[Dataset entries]
START

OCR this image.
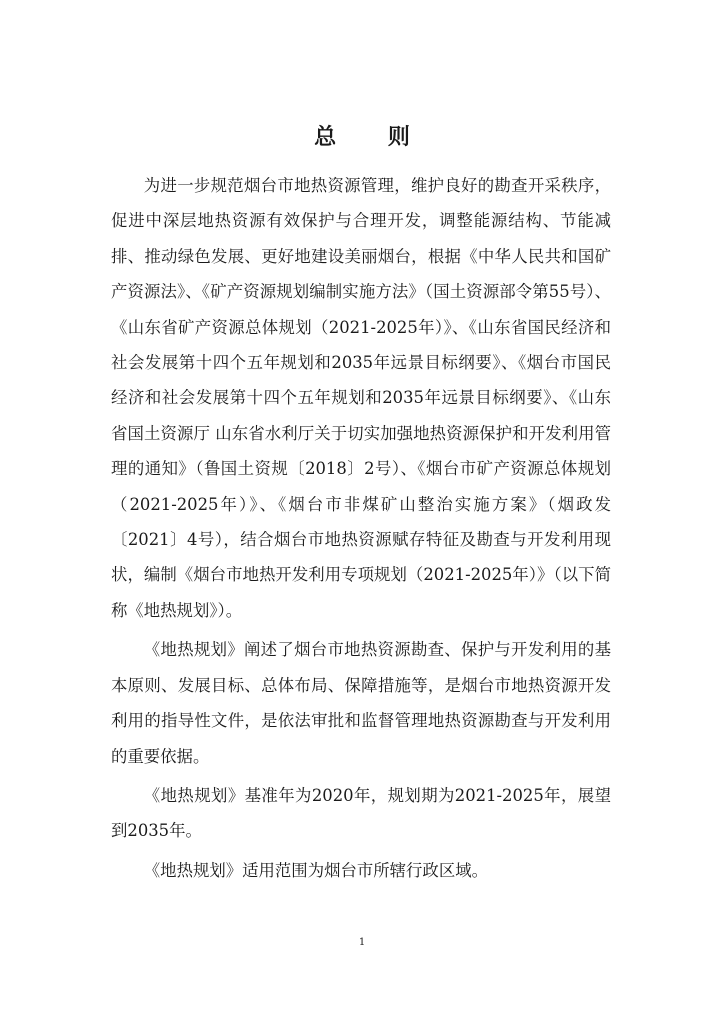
总 则

为进一步规范烟台市地热资源管理，维护良好的勘查开采秩序，促进中深层地热资源有效保护与合理开发，调整能源结构、节能减排、推动绿色发展、更好地建设美丽烟台，根据《中华人民共和国矿产资源法》、《矿产资源规划编制实施方法》（国土资源部令第55号）、《山东省矿产资源总体规划（2021-2025年）》、《山东省国民经济和社会发展第十四个五年规划和2035年远景目标纲要》、《烟台市国民经济和社会发展第十四个五年规划和2035年远景目标纲要》、《山东省国土资源厅 山东省水利厅关于切实加强地热资源保护和开发利用管理的通知》（鲁国土资规〔2018〕2号）、《烟台市矿产资源总体规划（2021-2025年）》、《烟台市非煤矿山整治实施方案》（烟政发〔2021〕4号），结合烟台市地热资源赋存特征及勘查与开发利用现状，编制《烟台市地热开发利用专项规划（2021-2025年）》（以下简称《地热规划》）。

《地热规划》阐述了烟台市地热资源勘查、保护与开发利用的基本原则、发展目标、总体布局、保障措施等，是烟台市地热资源开发利用的指导性文件，是依法审批和监督管理地热资源勘查与开发利用的重要依据。

《地热规划》基准年为2020年，规划期为2021-2025年，展望到2035年。

《地热规划》适用范围为烟台市所辖行政区域。

1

END

▸ WHAT IS EXPECTED:
Please write out all the data again word for word, but not the pictures.

▸ TASK RESPONSE:
OCR this image.
总 则

为进一步规范烟台市地热资源管理，维护良好的勘查开采秩序，促进中深层地热资源有效保护与合理开发，调整能源结构、节能减排、推动绿色发展、更好地建设美丽烟台，根据《中华人民共和国矿产资源法》、《矿产资源规划编制实施方法》（国土资源部令第55号）、《山东省矿产资源总体规划（2021-2025年）》、《山东省国民经济和社会发展第十四个五年规划和2035年远景目标纲要》、《烟台市国民经济和社会发展第十四个五年规划和2035年远景目标纲要》、《山东省国土资源厅 山东省水利厅关于切实加强地热资源保护和开发利用管理的通知》（鲁国土资规〔2018〕2号）、《烟台市矿产资源总体规划（2021-2025年）》、《烟台市非煤矿山整治实施方案》（烟政发〔2021〕4号），结合烟台市地热资源赋存特征及勘查与开发利用现状，编制《烟台市地热开发利用专项规划（2021-2025年）》（以下简称《地热规划》）。

《地热规划》阐述了烟台市地热资源勘查、保护与开发利用的基本原则、发展目标、总体布局、保障措施等，是烟台市地热资源开发利用的指导性文件，是依法审批和监督管理地热资源勘查与开发利用的重要依据。

《地热规划》基准年为2020年，规划期为2021-2025年，展望到2035年。

《地热规划》适用范围为烟台市所辖行政区域。

1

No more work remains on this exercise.